▸ **WHAT YOU HAVE TO DO**:
Exactly as written, please set down all of the entries again, with no pictures.

▸ **MATERIAL FOR THIS TASK**:

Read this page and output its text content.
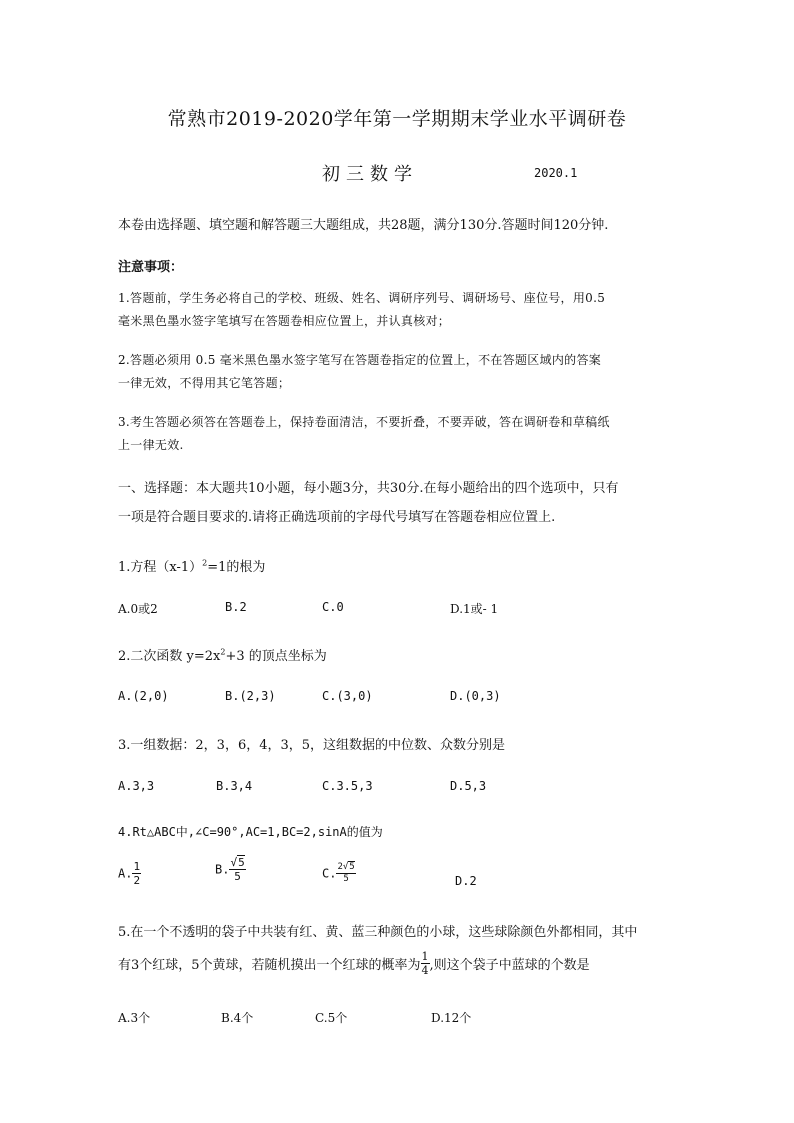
常熟市2019-2020学年第一学期期末学业水平调研卷
初三数学	2020.1
本卷由选择题、填空题和解答题三大题组成，共28题，满分130分.答题时间120分钟.
注意事项：
1.答题前，学生务必将自己的学校、班级、姓名、调研序列号、调研场号、座位号，用0.5
毫米黑色墨水签字笔填写在答题卷相应位置上，并认真核对；
2.答题必须用 0.5 毫米黑色墨水签字笔写在答题卷指定的位置上，不在答题区域内的答案
一律无效，不得用其它笔答题；
3.考生答题必须答在答题卷上，保持卷面清洁，不要折叠，不要弄破，答在调研卷和草稿纸
上一律无效.
一、选择题：本大题共10小题，每小题3分，共30分.在每小题给出的四个选项中，只有
一项是符合题目要求的.请将正确选项前的字母代号填写在答题卷相应位置上.
1.方程$(x-1)^2=1$的根为
A.0或2	B.2	C.0	D.1或- 1
2.二次函数 $y=2x^2+3$ 的顶点坐标为
A.(2,0)	B.(2,3)	C.(3,0)	D.(0,3)
3.一组数据：2，3，6，4，3，5，这组数据的中位数、众数分别是
A.3,3	B.3,4	C.3.5,3	D.5,3
4.Rt△ABC中,∠C=90°,AC=1,BC=2,sinA的值为
A. $\frac{1}{2}$	B. $\frac{√5}{5}$	C. $\frac{2√5}{5}$	D.2
5.在一个不透明的袋子中共装有红、黄、蓝三种颜色的小球，这些球除颜色外都相同，其中
有3个红球，5个黄球，若随机摸出一个红球的概率为 $\frac{1}{4}$ ,则这个袋子中蓝球的个数是
A.3个	B.4个	C.5个	D.12个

▸ **WORKED SOLUTION**:
Read this page and output its text content.
常熟市2019-2020学年第一学期期末学业水平调研卷
初三数学	2020.1
本卷由选择题、填空题和解答题三大题组成，共28题，满分130分.答题时间120分钟.
注意事项：
1.答题前，学生务必将自己的学校、班级、姓名、调研序列号、调研场号、座位号，用0.5
毫米黑色墨水签字笔填写在答题卷相应位置上，并认真核对；
2.答题必须用 0.5 毫米黑色墨水签字笔写在答题卷指定的位置上，不在答题区域内的答案
一律无效，不得用其它笔答题；
3.考生答题必须答在答题卷上，保持卷面清洁，不要折叠，不要弄破，答在调研卷和草稿纸
上一律无效.
一、选择题：本大题共10小题，每小题3分，共30分.在每小题给出的四个选项中，只有
一项是符合题目要求的.请将正确选项前的字母代号填写在答题卷相应位置上.
1.方程$(x-1)^2=1$的根为
A.0或2	B.2	C.0	D.1或- 1
2.二次函数 $y=2x^2+3$ 的顶点坐标为
A.(2,0)	B.(2,3)	C.(3,0)	D.(0,3)
3.一组数据：2，3，6，4，3，5，这组数据的中位数、众数分别是
A.3,3	B.3,4	C.3.5,3	D.5,3
4.Rt△ABC中,∠C=90°,AC=1,BC=2,sinA的值为
A. $\frac{1}{2}$	B. $\frac{√5}{5}$	C. $\frac{2√5}{5}$	D.2
5.在一个不透明的袋子中共装有红、黄、蓝三种颜色的小球，这些球除颜色外都相同，其中
有3个红球，5个黄球，若随机摸出一个红球的概率为 $\frac{1}{4}$ ,则这个袋子中蓝球的个数是
A.3个	B.4个	C.5个	D.12个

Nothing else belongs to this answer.